WRITTEN REQUEST:
In the listing below, identify each line with the word "Mitchell" and return those lines.

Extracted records
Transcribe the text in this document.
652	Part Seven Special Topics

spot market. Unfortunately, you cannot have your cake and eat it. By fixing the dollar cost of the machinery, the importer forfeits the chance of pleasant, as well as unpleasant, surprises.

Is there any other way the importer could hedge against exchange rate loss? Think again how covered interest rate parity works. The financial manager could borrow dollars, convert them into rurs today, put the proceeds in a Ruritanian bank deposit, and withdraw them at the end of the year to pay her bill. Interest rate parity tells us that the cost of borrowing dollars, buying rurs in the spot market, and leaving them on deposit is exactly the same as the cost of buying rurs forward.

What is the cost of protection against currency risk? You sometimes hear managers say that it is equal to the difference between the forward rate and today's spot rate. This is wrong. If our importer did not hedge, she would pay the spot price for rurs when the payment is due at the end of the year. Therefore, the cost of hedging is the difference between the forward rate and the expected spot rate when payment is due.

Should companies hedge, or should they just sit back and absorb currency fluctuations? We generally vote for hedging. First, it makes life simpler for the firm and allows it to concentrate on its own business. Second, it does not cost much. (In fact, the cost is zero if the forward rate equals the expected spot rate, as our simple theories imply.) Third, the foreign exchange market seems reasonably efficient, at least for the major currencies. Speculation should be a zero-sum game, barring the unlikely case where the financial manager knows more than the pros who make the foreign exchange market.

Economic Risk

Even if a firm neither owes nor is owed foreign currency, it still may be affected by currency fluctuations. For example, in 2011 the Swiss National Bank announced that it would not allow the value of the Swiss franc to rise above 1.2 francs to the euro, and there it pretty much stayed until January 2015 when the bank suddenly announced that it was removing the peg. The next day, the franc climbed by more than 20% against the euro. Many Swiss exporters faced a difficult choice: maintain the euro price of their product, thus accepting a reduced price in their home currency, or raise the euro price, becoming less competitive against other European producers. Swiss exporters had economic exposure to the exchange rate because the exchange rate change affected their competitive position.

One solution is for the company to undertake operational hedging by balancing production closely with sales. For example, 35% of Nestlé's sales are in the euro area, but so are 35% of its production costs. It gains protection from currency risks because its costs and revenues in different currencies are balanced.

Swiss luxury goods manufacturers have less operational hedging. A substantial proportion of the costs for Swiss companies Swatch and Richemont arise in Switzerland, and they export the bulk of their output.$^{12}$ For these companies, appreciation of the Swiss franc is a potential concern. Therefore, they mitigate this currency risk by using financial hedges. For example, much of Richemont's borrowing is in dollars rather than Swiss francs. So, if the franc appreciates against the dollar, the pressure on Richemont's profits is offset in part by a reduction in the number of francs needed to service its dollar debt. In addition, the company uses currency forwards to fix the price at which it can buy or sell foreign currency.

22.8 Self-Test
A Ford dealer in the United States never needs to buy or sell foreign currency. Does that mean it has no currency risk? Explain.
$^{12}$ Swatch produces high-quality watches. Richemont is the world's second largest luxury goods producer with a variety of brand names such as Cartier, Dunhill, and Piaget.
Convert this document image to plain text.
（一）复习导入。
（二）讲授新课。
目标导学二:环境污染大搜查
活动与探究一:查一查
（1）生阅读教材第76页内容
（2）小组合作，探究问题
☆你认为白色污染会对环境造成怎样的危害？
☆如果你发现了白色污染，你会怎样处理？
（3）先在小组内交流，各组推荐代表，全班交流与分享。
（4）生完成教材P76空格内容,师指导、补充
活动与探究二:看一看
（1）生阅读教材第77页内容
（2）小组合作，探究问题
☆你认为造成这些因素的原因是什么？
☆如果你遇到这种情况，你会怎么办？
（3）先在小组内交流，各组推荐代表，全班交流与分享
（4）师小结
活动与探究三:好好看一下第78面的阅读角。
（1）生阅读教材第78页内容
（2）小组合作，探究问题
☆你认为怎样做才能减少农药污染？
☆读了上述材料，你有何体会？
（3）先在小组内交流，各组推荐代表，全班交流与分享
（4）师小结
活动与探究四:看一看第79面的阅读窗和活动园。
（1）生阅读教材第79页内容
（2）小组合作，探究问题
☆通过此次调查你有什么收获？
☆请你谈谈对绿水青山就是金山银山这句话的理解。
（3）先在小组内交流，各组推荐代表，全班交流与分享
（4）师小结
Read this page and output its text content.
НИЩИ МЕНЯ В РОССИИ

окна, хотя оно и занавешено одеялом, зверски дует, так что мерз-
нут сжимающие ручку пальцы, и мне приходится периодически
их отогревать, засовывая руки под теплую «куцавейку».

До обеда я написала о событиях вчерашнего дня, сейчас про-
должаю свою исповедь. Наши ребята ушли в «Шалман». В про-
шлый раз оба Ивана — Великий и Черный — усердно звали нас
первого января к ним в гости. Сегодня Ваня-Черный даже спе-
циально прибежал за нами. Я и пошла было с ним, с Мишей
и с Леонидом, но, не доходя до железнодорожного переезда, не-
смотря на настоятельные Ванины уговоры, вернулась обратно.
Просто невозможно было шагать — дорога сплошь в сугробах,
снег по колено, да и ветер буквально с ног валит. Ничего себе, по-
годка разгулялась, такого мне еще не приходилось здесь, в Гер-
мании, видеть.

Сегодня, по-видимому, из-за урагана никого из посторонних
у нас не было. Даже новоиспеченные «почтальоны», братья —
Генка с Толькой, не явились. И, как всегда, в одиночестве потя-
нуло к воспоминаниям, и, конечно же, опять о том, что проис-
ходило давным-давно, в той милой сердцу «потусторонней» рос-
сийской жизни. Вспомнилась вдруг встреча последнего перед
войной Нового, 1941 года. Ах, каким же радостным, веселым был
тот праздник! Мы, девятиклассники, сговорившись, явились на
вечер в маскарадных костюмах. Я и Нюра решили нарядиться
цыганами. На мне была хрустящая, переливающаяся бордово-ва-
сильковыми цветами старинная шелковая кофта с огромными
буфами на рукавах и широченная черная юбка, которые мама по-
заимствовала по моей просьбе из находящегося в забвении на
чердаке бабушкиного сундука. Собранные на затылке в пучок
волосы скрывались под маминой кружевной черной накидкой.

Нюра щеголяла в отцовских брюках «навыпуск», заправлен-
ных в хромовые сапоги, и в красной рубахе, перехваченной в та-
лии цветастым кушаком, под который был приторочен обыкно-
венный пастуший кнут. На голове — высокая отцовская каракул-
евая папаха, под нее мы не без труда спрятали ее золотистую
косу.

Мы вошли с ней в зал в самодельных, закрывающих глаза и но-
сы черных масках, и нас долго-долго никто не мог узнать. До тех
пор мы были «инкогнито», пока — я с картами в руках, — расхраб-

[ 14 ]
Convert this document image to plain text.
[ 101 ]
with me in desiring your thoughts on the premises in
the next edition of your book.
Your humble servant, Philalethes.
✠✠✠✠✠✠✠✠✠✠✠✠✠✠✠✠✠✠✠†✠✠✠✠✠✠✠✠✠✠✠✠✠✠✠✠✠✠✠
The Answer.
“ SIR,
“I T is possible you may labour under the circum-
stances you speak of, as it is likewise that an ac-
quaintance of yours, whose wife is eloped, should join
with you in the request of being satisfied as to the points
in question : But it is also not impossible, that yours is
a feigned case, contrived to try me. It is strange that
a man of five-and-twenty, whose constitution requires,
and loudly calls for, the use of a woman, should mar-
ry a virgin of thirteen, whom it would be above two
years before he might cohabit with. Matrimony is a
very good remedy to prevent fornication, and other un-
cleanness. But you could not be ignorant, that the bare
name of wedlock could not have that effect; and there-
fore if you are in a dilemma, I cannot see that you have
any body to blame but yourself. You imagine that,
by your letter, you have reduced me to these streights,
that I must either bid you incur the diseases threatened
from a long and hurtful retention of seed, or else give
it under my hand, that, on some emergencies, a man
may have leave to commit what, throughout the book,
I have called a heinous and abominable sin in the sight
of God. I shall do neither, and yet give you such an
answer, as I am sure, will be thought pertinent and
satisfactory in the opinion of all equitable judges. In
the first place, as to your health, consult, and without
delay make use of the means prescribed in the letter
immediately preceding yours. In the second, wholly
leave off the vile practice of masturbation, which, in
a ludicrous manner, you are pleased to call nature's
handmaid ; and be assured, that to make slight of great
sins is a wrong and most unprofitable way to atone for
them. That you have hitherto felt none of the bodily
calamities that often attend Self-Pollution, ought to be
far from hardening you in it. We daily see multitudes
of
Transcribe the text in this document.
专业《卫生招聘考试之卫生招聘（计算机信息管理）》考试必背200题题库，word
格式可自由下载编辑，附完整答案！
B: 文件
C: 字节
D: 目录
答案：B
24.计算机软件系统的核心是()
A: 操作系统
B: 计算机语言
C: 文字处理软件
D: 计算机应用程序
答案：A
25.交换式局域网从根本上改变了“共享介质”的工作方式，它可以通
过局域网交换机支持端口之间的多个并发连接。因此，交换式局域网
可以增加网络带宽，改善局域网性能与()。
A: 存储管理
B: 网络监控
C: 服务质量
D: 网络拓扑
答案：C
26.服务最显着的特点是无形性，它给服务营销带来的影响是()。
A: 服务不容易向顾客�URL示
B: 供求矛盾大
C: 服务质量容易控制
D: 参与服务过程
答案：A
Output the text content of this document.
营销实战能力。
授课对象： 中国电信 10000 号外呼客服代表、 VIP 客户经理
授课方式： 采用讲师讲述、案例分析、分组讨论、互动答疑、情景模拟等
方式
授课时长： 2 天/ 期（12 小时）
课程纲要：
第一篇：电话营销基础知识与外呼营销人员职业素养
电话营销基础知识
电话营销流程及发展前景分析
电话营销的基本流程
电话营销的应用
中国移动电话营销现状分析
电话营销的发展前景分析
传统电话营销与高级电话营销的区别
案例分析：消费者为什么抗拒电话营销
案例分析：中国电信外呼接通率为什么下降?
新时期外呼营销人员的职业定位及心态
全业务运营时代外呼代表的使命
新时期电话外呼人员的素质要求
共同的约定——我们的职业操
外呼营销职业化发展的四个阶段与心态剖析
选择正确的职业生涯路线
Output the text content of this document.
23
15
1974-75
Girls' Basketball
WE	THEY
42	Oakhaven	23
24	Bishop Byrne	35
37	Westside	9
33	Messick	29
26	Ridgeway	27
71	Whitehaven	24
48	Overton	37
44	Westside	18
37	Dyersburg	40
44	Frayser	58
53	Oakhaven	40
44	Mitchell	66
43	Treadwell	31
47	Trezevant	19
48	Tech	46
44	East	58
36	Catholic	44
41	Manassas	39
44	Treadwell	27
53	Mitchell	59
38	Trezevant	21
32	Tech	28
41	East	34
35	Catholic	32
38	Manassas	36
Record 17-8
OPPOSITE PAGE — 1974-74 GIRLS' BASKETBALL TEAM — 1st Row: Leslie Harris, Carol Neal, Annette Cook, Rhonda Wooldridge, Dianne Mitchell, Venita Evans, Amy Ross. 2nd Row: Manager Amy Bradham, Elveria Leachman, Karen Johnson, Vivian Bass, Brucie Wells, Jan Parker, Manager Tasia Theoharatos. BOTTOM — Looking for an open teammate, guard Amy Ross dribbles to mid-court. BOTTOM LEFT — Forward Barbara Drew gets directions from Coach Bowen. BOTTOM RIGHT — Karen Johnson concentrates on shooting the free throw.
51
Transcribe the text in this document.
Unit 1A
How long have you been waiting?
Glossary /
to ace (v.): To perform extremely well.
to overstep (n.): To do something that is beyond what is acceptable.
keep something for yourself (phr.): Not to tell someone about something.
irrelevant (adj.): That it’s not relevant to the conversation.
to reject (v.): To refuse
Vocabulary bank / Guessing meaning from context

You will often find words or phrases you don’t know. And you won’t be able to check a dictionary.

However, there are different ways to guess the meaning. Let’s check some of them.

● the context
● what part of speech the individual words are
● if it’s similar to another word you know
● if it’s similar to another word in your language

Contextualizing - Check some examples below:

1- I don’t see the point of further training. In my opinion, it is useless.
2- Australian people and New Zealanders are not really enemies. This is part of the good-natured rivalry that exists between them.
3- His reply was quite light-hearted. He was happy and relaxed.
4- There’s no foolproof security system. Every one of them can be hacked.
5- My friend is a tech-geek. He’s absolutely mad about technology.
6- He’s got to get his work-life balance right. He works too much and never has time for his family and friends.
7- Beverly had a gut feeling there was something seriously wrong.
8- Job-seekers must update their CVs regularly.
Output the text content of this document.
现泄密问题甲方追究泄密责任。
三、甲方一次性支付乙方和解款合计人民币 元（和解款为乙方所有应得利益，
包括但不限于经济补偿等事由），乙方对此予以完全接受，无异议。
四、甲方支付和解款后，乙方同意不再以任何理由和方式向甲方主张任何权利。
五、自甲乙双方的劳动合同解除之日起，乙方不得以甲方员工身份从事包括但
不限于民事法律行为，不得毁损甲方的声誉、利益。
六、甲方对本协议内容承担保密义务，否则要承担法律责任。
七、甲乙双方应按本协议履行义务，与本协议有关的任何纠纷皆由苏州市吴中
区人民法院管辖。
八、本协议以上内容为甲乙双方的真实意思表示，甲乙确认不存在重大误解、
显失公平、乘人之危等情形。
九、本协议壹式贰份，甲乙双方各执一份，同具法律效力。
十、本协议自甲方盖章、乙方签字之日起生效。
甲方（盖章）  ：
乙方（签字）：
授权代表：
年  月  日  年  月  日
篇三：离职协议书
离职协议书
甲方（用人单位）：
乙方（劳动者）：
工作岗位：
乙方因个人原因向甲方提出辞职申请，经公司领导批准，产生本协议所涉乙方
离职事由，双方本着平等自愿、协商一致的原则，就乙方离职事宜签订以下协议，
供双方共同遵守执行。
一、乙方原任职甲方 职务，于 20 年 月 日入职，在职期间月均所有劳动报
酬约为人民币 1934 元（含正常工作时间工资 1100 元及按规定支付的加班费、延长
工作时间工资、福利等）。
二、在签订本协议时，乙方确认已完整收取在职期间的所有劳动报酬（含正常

ANSWER TO THE TASK:
44	Mitchell	66
53	Mitchell	59
OPPOSITE PAGE — 1974-74 GIRLS' BASKETBALL TEAM — 1st Row: Leslie Harris, Carol Neal, Annette Cook, Rhonda Wooldridge, Dianne Mitchell, Venita Evans, Amy Ross. 2nd Row: Manager Amy Bradham, Elveria Leachman, Karen Johnson, Vivian Bass, Brucie Wells, Jan Parker, Manager Tasia Theoharatos. BOTTOM — Looking for an open teammate, guard Amy Ross dribbles to mid-court. BOTTOM LEFT — Forward Barbara Drew gets directions from Coach Bowen. BOTTOM RIGHT — Karen Johnson concentrates on shooting the free throw.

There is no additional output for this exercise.